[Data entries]
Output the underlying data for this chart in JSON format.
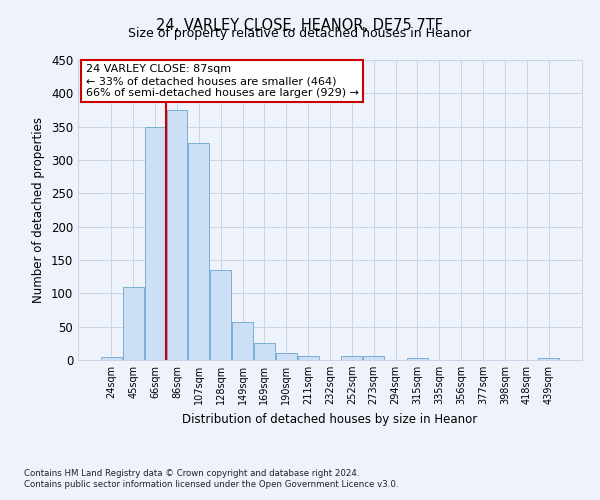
{
  "title": "24, VARLEY CLOSE, HEANOR, DE75 7TF",
  "subtitle": "Size of property relative to detached houses in Heanor",
  "xlabel": "Distribution of detached houses by size in Heanor",
  "ylabel": "Number of detached properties",
  "bar_labels": [
    "24sqm",
    "45sqm",
    "66sqm",
    "86sqm",
    "107sqm",
    "128sqm",
    "149sqm",
    "169sqm",
    "190sqm",
    "211sqm",
    "232sqm",
    "252sqm",
    "273sqm",
    "294sqm",
    "315sqm",
    "335sqm",
    "356sqm",
    "377sqm",
    "398sqm",
    "418sqm",
    "439sqm"
  ],
  "bar_values": [
    5,
    110,
    350,
    375,
    325,
    135,
    57,
    25,
    11,
    6,
    0,
    6,
    6,
    0,
    3,
    0,
    0,
    0,
    0,
    0,
    3
  ],
  "bar_color": "#ccdff5",
  "bar_edge_color": "#7aadd4",
  "vline_color": "#cc0000",
  "vline_x_index": 3,
  "annotation_title": "24 VARLEY CLOSE: 87sqm",
  "annotation_line1": "← 33% of detached houses are smaller (464)",
  "annotation_line2": "66% of semi-detached houses are larger (929) →",
  "annotation_box_color": "#ffffff",
  "annotation_box_edge": "#cc0000",
  "ylim": [
    0,
    450
  ],
  "yticks": [
    0,
    50,
    100,
    150,
    200,
    250,
    300,
    350,
    400,
    450
  ],
  "footnote1": "Contains HM Land Registry data © Crown copyright and database right 2024.",
  "footnote2": "Contains public sector information licensed under the Open Government Licence v3.0.",
  "bg_color": "#eef2fb",
  "grid_color": "#c8d4e8"
}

#### WHAT IS NEEDED
With the pictures left out, transcribe the material exactly.

#### THE RESPONSE
Output the underlying data for this chart in JSON format.
{
  "title": "24, VARLEY CLOSE, HEANOR, DE75 7TF",
  "subtitle": "Size of property relative to detached houses in Heanor",
  "xlabel": "Distribution of detached houses by size in Heanor",
  "ylabel": "Number of detached properties",
  "bar_labels": [
    "24sqm",
    "45sqm",
    "66sqm",
    "86sqm",
    "107sqm",
    "128sqm",
    "149sqm",
    "169sqm",
    "190sqm",
    "211sqm",
    "232sqm",
    "252sqm",
    "273sqm",
    "294sqm",
    "315sqm",
    "335sqm",
    "356sqm",
    "377sqm",
    "398sqm",
    "418sqm",
    "439sqm"
  ],
  "bar_values": [
    5,
    110,
    350,
    375,
    325,
    135,
    57,
    25,
    11,
    6,
    0,
    6,
    6,
    0,
    3,
    0,
    0,
    0,
    0,
    0,
    3
  ],
  "bar_color": "#ccdff5",
  "bar_edge_color": "#7aadd4",
  "vline_color": "#cc0000",
  "vline_x_index": 3,
  "annotation_title": "24 VARLEY CLOSE: 87sqm",
  "annotation_line1": "← 33% of detached houses are smaller (464)",
  "annotation_line2": "66% of semi-detached houses are larger (929) →",
  "annotation_box_color": "#ffffff",
  "annotation_box_edge": "#cc0000",
  "ylim": [
    0,
    450
  ],
  "yticks": [
    0,
    50,
    100,
    150,
    200,
    250,
    300,
    350,
    400,
    450
  ],
  "footnote1": "Contains HM Land Registry data © Crown copyright and database right 2024.",
  "footnote2": "Contains public sector information licensed under the Open Government Licence v3.0.",
  "bg_color": "#eef2fb",
  "grid_color": "#c8d4e8"
}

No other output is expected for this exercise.